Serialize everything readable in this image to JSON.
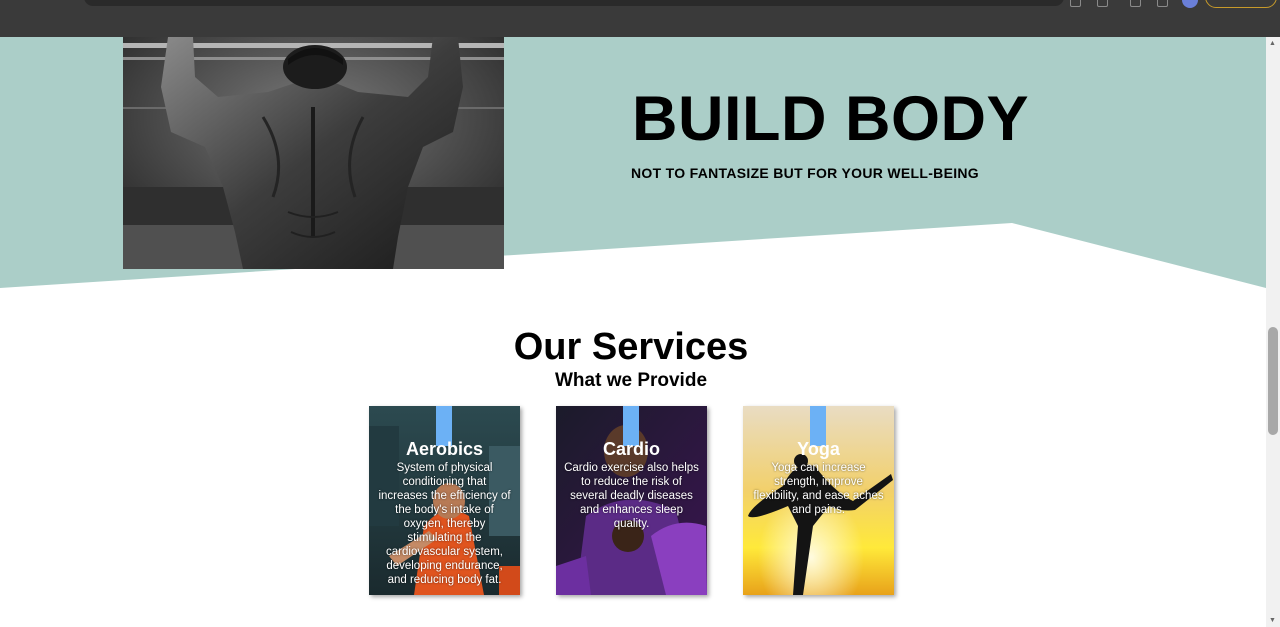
{
  "hero": {
    "title": "BUILD BODY",
    "subtitle": "NOT TO FANTASIZE BUT FOR YOUR WELL-BEING",
    "image_icon": "athlete-pullup-photo",
    "background_color": "#abcec8"
  },
  "services": {
    "title": "Our Services",
    "subtitle": "What we Provide",
    "accent_color": "#6cb1f5",
    "cards": [
      {
        "title": "Aerobics",
        "text": "System of physical conditioning that increases the efficiency of the body's intake of oxygen, thereby stimulating the cardiovascular system, developing endurance, and reducing body fat.",
        "image_icon": "aerobics-photo"
      },
      {
        "title": "Cardio",
        "text": "Cardio exercise also helps to reduce the risk of several deadly diseases and enhances sleep quality.",
        "image_icon": "boxing-photo"
      },
      {
        "title": "Yoga",
        "text": "Yoga can increase strength, improve flexibility, and ease aches and pains.",
        "image_icon": "yoga-silhouette-photo"
      }
    ]
  }
}
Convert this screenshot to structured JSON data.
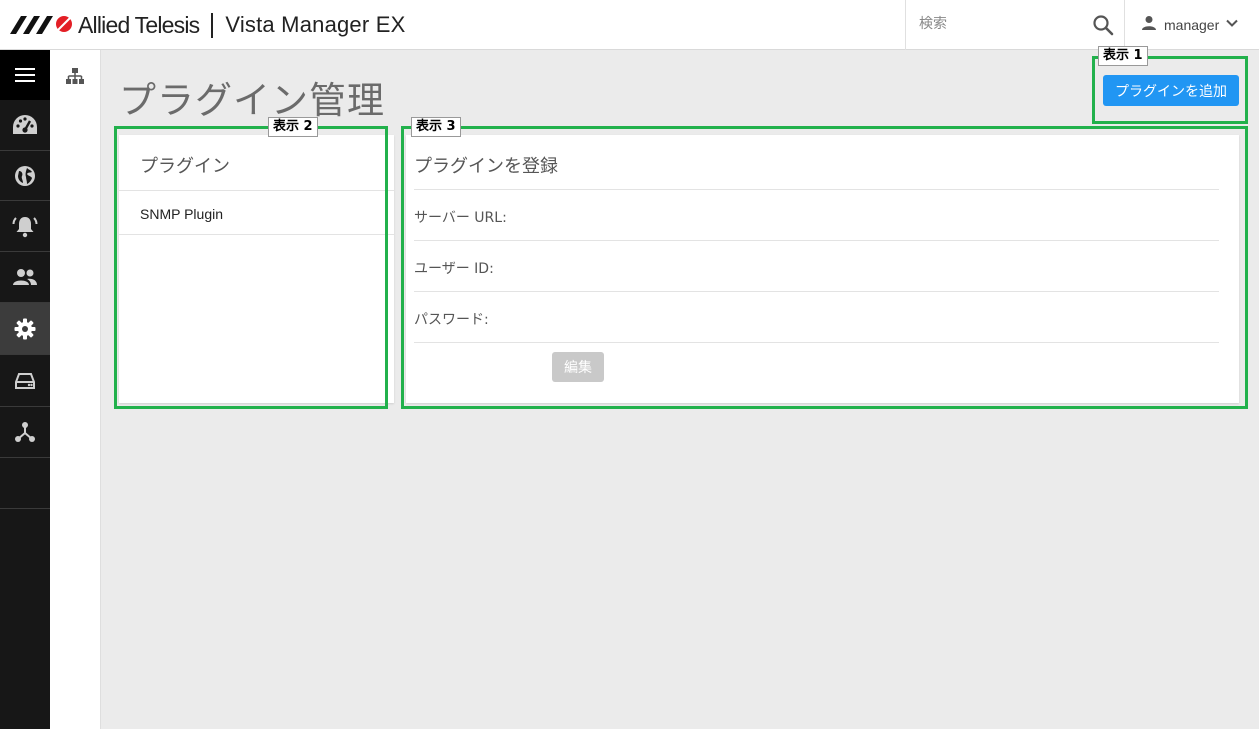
{
  "header": {
    "brand": "Allied Telesis",
    "product": "Vista Manager EX",
    "search_placeholder": "検索",
    "user_name": "manager"
  },
  "sidebar": {
    "items": [
      {
        "icon": "menu-icon"
      },
      {
        "icon": "dashboard-icon"
      },
      {
        "icon": "globe-icon"
      },
      {
        "icon": "alarm-icon"
      },
      {
        "icon": "users-icon"
      },
      {
        "icon": "gear-icon",
        "active": true
      },
      {
        "icon": "storage-icon"
      },
      {
        "icon": "network-icon"
      }
    ]
  },
  "page": {
    "title": "プラグイン管理",
    "add_button": "プラグインを追加"
  },
  "plugins_panel": {
    "title": "プラグイン",
    "items": [
      "SNMP Plugin"
    ]
  },
  "register_panel": {
    "title": "プラグインを登録",
    "fields": [
      "サーバー URL:",
      "ユーザー ID:",
      "パスワード:"
    ],
    "edit_button": "編集"
  },
  "callouts": [
    "表示 1",
    "表示 2",
    "表示 3"
  ],
  "colors": {
    "accent": "#2196f3",
    "sidebar_bg": "#171717",
    "callout_border": "#22b14c",
    "disabled_button": "#c9c9c9"
  }
}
☆ ☆ ☆ ☆ ☆
→ Short problem: Print all of the entries word for word. Skip any images they contain.

→ Answer for the task:
Serialize everything readable in this image to JSON.
{
  "hero": {
    "title": "BUILD BODY",
    "subtitle": "NOT TO FANTASIZE BUT FOR YOUR WELL-BEING",
    "image_icon": "athlete-pullup-photo",
    "background_color": "#abcec8"
  },
  "services": {
    "title": "Our Services",
    "subtitle": "What we Provide",
    "accent_color": "#6cb1f5",
    "cards": [
      {
        "title": "Aerobics",
        "text": "System of physical conditioning that increases the efficiency of the body's intake of oxygen, thereby stimulating the cardiovascular system, developing endurance, and reducing body fat.",
        "image_icon": "aerobics-photo"
      },
      {
        "title": "Cardio",
        "text": "Cardio exercise also helps to reduce the risk of several deadly diseases and enhances sleep quality.",
        "image_icon": "boxing-photo"
      },
      {
        "title": "Yoga",
        "text": "Yoga can increase strength, improve flexibility, and ease aches and pains.",
        "image_icon": "yoga-silhouette-photo"
      }
    ]
  }
}
Convert this screenshot to structured JSON data.
{
  "header": {
    "brand": "Allied Telesis",
    "product": "Vista Manager EX",
    "search_placeholder": "検索",
    "user_name": "manager"
  },
  "sidebar": {
    "items": [
      {
        "icon": "menu-icon"
      },
      {
        "icon": "dashboard-icon"
      },
      {
        "icon": "globe-icon"
      },
      {
        "icon": "alarm-icon"
      },
      {
        "icon": "users-icon"
      },
      {
        "icon": "gear-icon",
        "active": true
      },
      {
        "icon": "storage-icon"
      },
      {
        "icon": "network-icon"
      }
    ]
  },
  "page": {
    "title": "プラグイン管理",
    "add_button": "プラグインを追加"
  },
  "plugins_panel": {
    "title": "プラグイン",
    "items": [
      "SNMP Plugin"
    ]
  },
  "register_panel": {
    "title": "プラグインを登録",
    "fields": [
      "サーバー URL:",
      "ユーザー ID:",
      "パスワード:"
    ],
    "edit_button": "編集"
  },
  "callouts": [
    "表示 1",
    "表示 2",
    "表示 3"
  ],
  "colors": {
    "accent": "#2196f3",
    "sidebar_bg": "#171717",
    "callout_border": "#22b14c",
    "disabled_button": "#c9c9c9"
  }
}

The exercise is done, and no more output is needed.